--- Start of Records for this exercise ---

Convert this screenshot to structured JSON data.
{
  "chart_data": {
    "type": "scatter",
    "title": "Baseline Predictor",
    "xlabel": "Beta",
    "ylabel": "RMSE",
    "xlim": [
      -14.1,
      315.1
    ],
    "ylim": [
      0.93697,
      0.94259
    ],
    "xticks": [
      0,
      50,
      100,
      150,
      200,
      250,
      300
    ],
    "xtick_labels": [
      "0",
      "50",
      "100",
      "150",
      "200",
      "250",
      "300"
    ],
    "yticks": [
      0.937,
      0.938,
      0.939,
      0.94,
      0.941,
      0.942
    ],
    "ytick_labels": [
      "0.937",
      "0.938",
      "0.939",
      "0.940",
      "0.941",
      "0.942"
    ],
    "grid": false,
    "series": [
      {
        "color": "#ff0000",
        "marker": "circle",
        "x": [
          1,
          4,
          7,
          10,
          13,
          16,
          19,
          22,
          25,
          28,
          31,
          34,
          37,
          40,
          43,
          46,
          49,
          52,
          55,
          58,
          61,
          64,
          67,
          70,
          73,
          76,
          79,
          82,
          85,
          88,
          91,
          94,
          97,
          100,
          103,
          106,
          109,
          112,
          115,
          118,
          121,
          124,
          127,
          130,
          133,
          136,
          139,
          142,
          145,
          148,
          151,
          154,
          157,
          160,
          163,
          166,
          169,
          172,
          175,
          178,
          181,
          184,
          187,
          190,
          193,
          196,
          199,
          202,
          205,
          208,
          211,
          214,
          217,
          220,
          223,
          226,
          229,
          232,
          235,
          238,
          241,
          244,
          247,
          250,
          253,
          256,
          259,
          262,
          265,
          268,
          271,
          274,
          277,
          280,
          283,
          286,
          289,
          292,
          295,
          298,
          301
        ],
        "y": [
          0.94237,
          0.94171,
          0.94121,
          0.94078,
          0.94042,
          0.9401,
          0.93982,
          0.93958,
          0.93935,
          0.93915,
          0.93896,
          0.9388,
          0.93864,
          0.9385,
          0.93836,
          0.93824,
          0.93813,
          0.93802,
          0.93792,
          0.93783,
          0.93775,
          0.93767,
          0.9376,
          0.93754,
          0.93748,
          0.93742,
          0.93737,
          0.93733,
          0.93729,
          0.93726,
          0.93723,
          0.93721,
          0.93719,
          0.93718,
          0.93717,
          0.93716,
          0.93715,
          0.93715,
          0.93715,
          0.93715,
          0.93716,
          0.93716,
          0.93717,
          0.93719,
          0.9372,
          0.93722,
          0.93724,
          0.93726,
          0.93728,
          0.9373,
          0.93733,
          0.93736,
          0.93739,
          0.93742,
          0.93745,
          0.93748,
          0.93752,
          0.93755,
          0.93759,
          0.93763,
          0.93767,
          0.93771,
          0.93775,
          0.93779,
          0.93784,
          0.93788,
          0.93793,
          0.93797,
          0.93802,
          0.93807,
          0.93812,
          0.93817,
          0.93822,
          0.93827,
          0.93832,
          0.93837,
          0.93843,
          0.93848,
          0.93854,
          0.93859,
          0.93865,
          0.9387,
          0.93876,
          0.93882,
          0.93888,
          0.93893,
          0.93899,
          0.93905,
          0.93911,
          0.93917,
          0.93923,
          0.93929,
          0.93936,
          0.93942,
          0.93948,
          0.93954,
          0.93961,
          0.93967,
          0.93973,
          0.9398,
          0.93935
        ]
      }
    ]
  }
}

--- End of Records for this exercise ---

• Stated task
The records above must be repeated exactly, every one of them.

• Exercise output
Convert this screenshot to structured JSON data.
{
  "chart_data": {
    "type": "scatter",
    "title": "Baseline Predictor",
    "xlabel": "Beta",
    "ylabel": "RMSE",
    "xlim": [
      -14.1,
      315.1
    ],
    "ylim": [
      0.93697,
      0.94259
    ],
    "xticks": [
      0,
      50,
      100,
      150,
      200,
      250,
      300
    ],
    "xtick_labels": [
      "0",
      "50",
      "100",
      "150",
      "200",
      "250",
      "300"
    ],
    "yticks": [
      0.937,
      0.938,
      0.939,
      0.94,
      0.941,
      0.942
    ],
    "ytick_labels": [
      "0.937",
      "0.938",
      "0.939",
      "0.940",
      "0.941",
      "0.942"
    ],
    "grid": false,
    "series": [
      {
        "color": "#ff0000",
        "marker": "circle",
        "x": [
          1,
          4,
          7,
          10,
          13,
          16,
          19,
          22,
          25,
          28,
          31,
          34,
          37,
          40,
          43,
          46,
          49,
          52,
          55,
          58,
          61,
          64,
          67,
          70,
          73,
          76,
          79,
          82,
          85,
          88,
          91,
          94,
          97,
          100,
          103,
          106,
          109,
          112,
          115,
          118,
          121,
          124,
          127,
          130,
          133,
          136,
          139,
          142,
          145,
          148,
          151,
          154,
          157,
          160,
          163,
          166,
          169,
          172,
          175,
          178,
          181,
          184,
          187,
          190,
          193,
          196,
          199,
          202,
          205,
          208,
          211,
          214,
          217,
          220,
          223,
          226,
          229,
          232,
          235,
          238,
          241,
          244,
          247,
          250,
          253,
          256,
          259,
          262,
          265,
          268,
          271,
          274,
          277,
          280,
          283,
          286,
          289,
          292,
          295,
          298,
          301
        ],
        "y": [
          0.94237,
          0.94171,
          0.94121,
          0.94078,
          0.94042,
          0.9401,
          0.93982,
          0.93958,
          0.93935,
          0.93915,
          0.93896,
          0.9388,
          0.93864,
          0.9385,
          0.93836,
          0.93824,
          0.93813,
          0.93802,
          0.93792,
          0.93783,
          0.93775,
          0.93767,
          0.9376,
          0.93754,
          0.93748,
          0.93742,
          0.93737,
          0.93733,
          0.93729,
          0.93726,
          0.93723,
          0.93721,
          0.93719,
          0.93718,
          0.93717,
          0.93716,
          0.93715,
          0.93715,
          0.93715,
          0.93715,
          0.93716,
          0.93716,
          0.93717,
          0.93719,
          0.9372,
          0.93722,
          0.93724,
          0.93726,
          0.93728,
          0.9373,
          0.93733,
          0.93736,
          0.93739,
          0.93742,
          0.93745,
          0.93748,
          0.93752,
          0.93755,
          0.93759,
          0.93763,
          0.93767,
          0.93771,
          0.93775,
          0.93779,
          0.93784,
          0.93788,
          0.93793,
          0.93797,
          0.93802,
          0.93807,
          0.93812,
          0.93817,
          0.93822,
          0.93827,
          0.93832,
          0.93837,
          0.93843,
          0.93848,
          0.93854,
          0.93859,
          0.93865,
          0.9387,
          0.93876,
          0.93882,
          0.93888,
          0.93893,
          0.93899,
          0.93905,
          0.93911,
          0.93917,
          0.93923,
          0.93929,
          0.93936,
          0.93942,
          0.93948,
          0.93954,
          0.93961,
          0.93967,
          0.93973,
          0.9398,
          0.93935
        ]
      }
    ]
  }
}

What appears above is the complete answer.